▶ WHAT THE TASK REQUIRES: Keep every line where the word "Payments" appears; drop the rest.

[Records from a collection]
┄┄┄┄┄┄┄┄┄┄

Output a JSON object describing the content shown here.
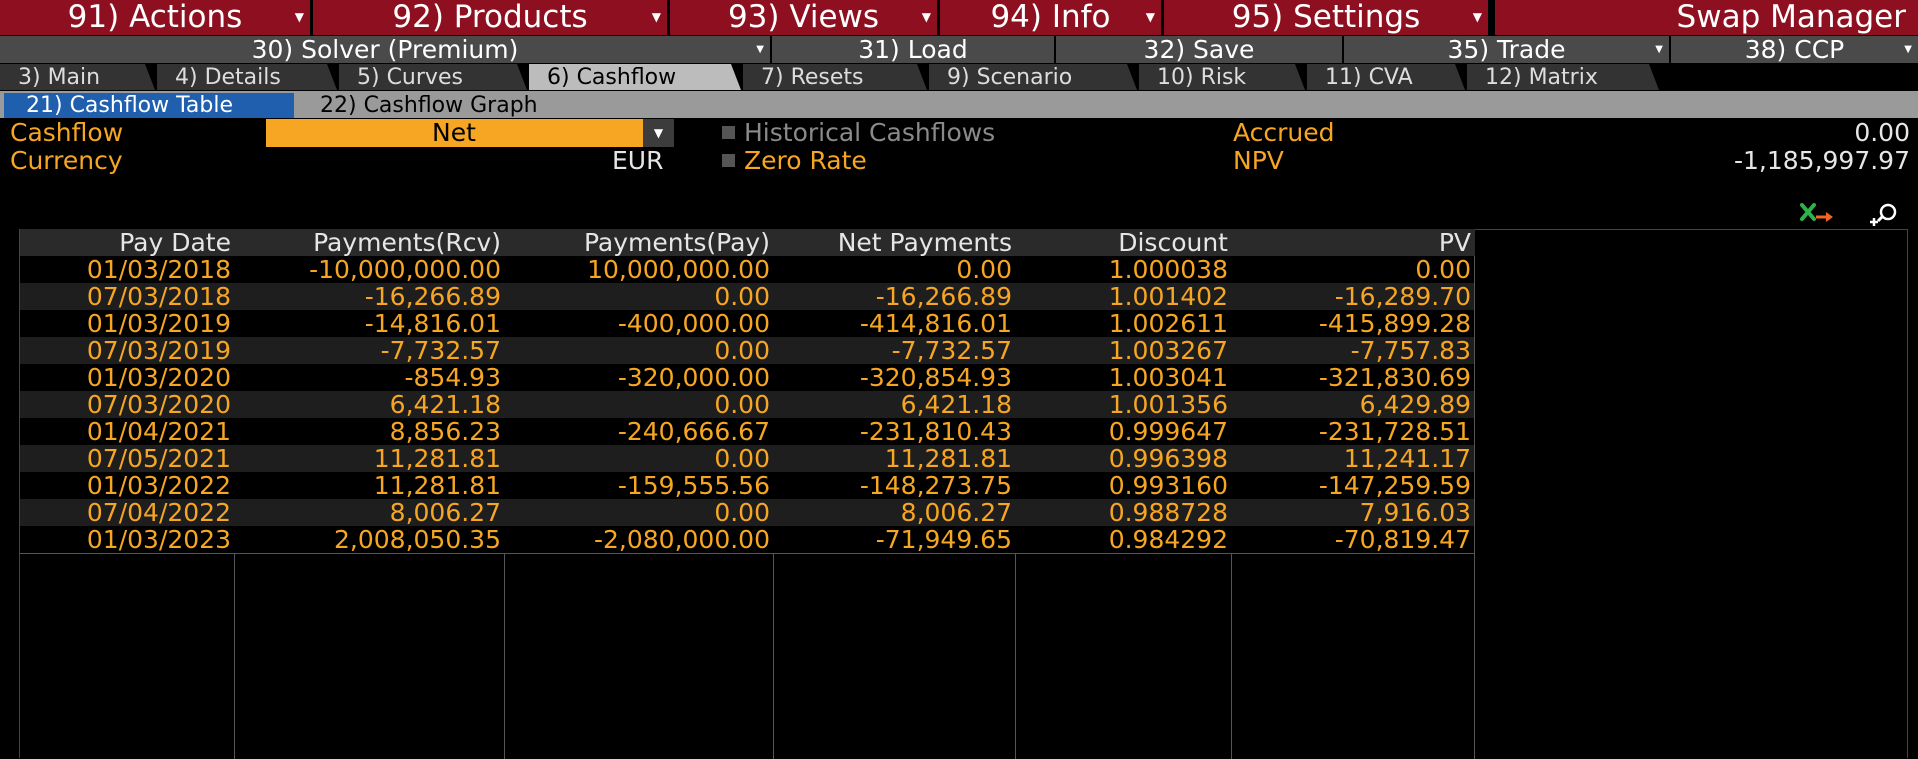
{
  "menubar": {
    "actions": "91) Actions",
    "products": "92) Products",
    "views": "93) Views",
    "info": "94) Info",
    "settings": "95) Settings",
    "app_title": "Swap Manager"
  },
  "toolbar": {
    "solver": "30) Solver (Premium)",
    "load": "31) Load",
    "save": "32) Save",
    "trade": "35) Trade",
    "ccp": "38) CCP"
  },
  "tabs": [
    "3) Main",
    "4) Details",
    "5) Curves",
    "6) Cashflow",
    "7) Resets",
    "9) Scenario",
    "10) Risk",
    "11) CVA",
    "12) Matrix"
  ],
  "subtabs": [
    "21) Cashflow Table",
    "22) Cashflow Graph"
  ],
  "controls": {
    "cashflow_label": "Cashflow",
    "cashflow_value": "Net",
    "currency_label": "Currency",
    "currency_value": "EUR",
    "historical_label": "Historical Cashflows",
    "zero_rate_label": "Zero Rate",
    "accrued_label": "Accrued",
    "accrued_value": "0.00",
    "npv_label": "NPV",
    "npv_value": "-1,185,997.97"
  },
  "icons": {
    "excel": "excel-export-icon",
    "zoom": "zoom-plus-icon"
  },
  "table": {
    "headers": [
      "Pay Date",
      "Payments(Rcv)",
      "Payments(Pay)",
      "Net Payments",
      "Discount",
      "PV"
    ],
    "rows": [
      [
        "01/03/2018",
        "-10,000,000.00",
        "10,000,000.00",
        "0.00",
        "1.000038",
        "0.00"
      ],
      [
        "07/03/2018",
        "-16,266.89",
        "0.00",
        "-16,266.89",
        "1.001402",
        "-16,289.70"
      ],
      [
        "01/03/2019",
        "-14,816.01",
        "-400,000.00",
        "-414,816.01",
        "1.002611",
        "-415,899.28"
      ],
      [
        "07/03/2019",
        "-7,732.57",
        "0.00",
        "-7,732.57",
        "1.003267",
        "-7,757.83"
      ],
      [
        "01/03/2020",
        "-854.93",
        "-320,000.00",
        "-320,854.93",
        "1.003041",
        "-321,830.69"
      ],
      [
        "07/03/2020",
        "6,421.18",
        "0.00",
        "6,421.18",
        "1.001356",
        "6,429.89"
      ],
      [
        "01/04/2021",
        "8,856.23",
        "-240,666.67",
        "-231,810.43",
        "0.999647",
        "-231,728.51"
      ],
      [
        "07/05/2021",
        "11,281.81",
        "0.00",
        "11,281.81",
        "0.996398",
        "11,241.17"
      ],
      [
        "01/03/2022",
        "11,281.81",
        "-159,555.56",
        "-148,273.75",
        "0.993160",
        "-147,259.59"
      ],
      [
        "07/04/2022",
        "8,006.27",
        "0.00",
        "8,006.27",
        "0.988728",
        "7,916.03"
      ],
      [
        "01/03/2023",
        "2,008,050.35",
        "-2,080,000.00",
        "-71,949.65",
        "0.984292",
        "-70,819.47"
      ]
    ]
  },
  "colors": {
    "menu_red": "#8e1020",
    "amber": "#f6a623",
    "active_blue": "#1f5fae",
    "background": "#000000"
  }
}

┄┄┄┄┄┄┄┄┄┄

▶ FULL ANSWER:
      "Payments(Rcv)",
      "Payments(Pay)",
      "Net Payments",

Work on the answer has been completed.